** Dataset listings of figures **

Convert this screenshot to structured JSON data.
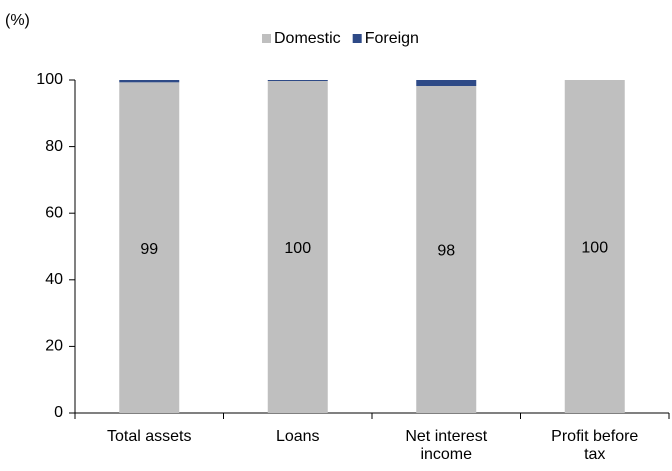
{
  "chart_data": {
    "type": "stacked_bar",
    "y_label": "(%)",
    "categories": [
      "Total assets",
      "Loans",
      "Net interest income",
      "Profit before tax"
    ],
    "series": [
      {
        "name": "Domestic",
        "color": "#bfbfbf",
        "values": [
          99.3,
          99.7,
          98.2,
          100
        ],
        "value_labels": [
          "99",
          "100",
          "98",
          "100"
        ]
      },
      {
        "name": "Foreign",
        "color": "#2e4a87",
        "values": [
          0.7,
          0.3,
          1.8,
          0
        ]
      }
    ],
    "ylim": [
      0,
      100
    ],
    "yticks": [
      0,
      20,
      40,
      60,
      80,
      100
    ],
    "grid": false,
    "legend": "top"
  }
}
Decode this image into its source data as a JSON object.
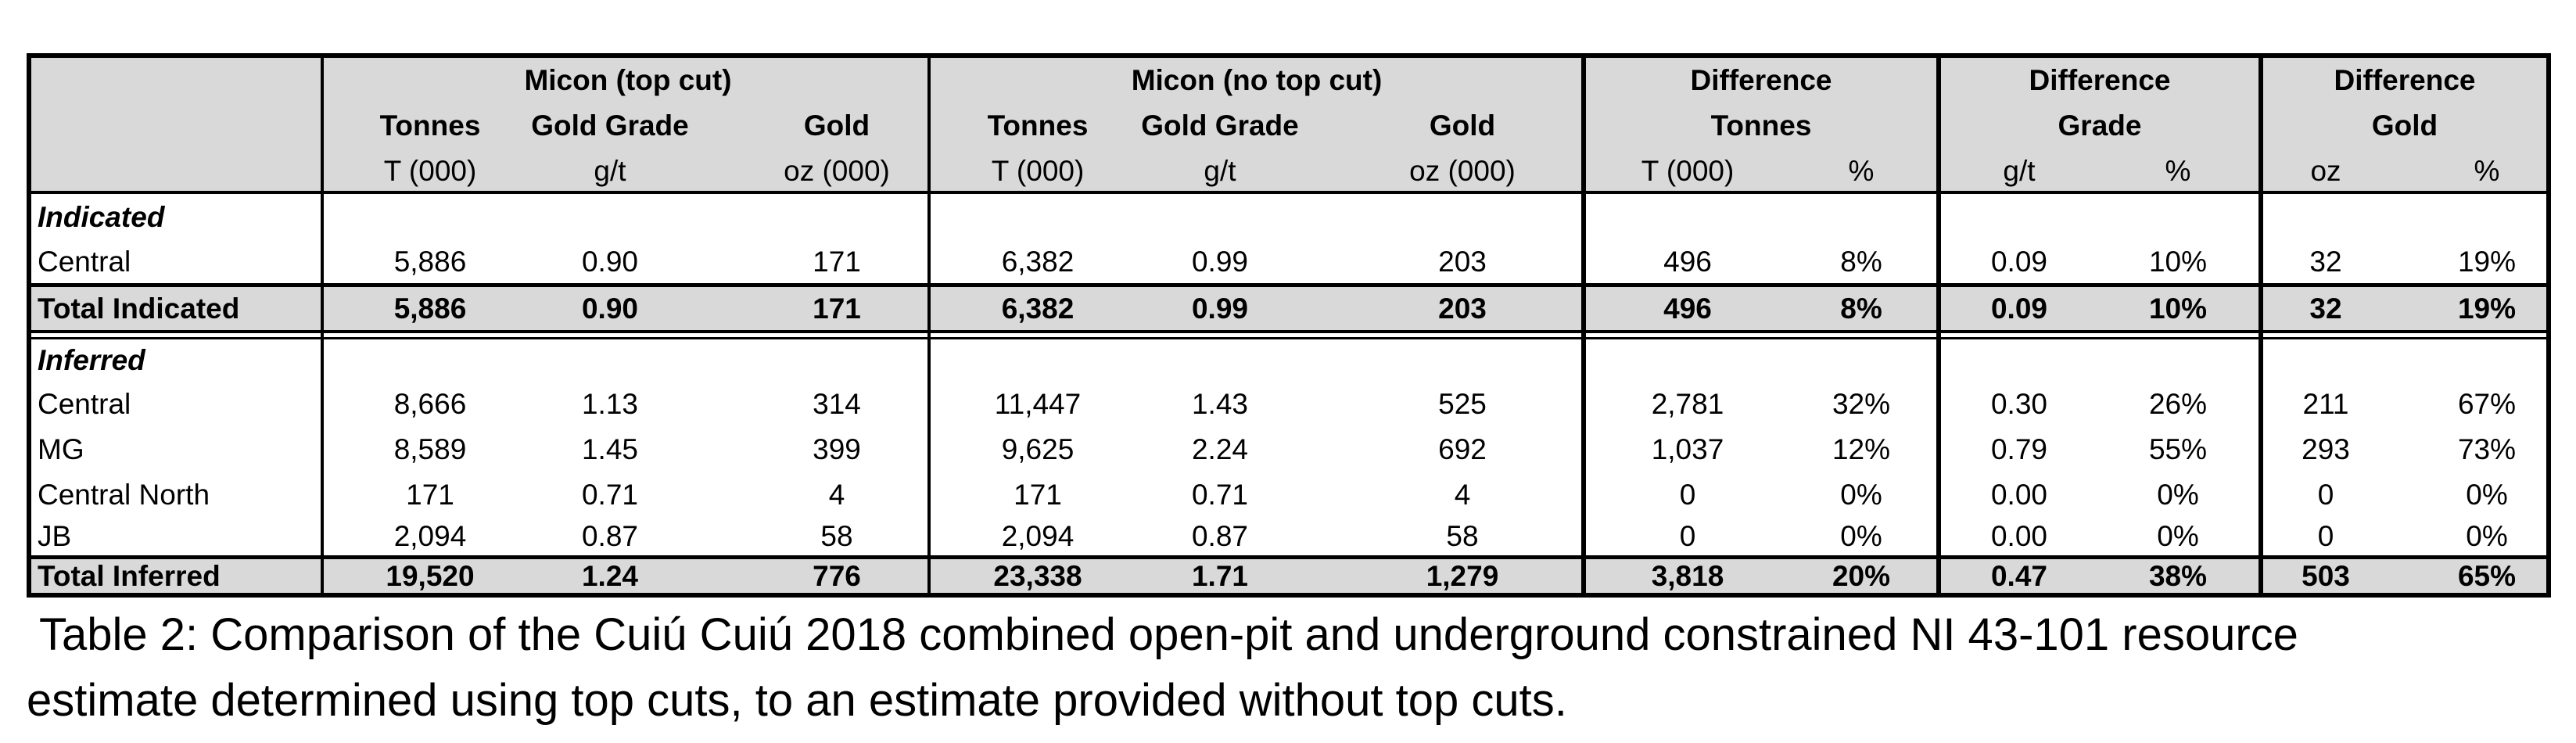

** WRITTEN TASK **
All of the records need repeating exactly, except for the pictures.

** CORRECT OUTPUT **
Convert this screenshot to structured JSON data.
{
  "chart_data": {
    "type": "stacked_bar",
    "y_label": "(%)",
    "categories": [
      "Total assets",
      "Loans",
      "Net interest income",
      "Profit before tax"
    ],
    "series": [
      {
        "name": "Domestic",
        "color": "#bfbfbf",
        "values": [
          99.3,
          99.7,
          98.2,
          100
        ],
        "value_labels": [
          "99",
          "100",
          "98",
          "100"
        ]
      },
      {
        "name": "Foreign",
        "color": "#2e4a87",
        "values": [
          0.7,
          0.3,
          1.8,
          0
        ]
      }
    ],
    "ylim": [
      0,
      100
    ],
    "yticks": [
      0,
      20,
      40,
      60,
      80,
      100
    ],
    "grid": false,
    "legend": "top"
  }
}
Decode this image into its source data as a JSON object.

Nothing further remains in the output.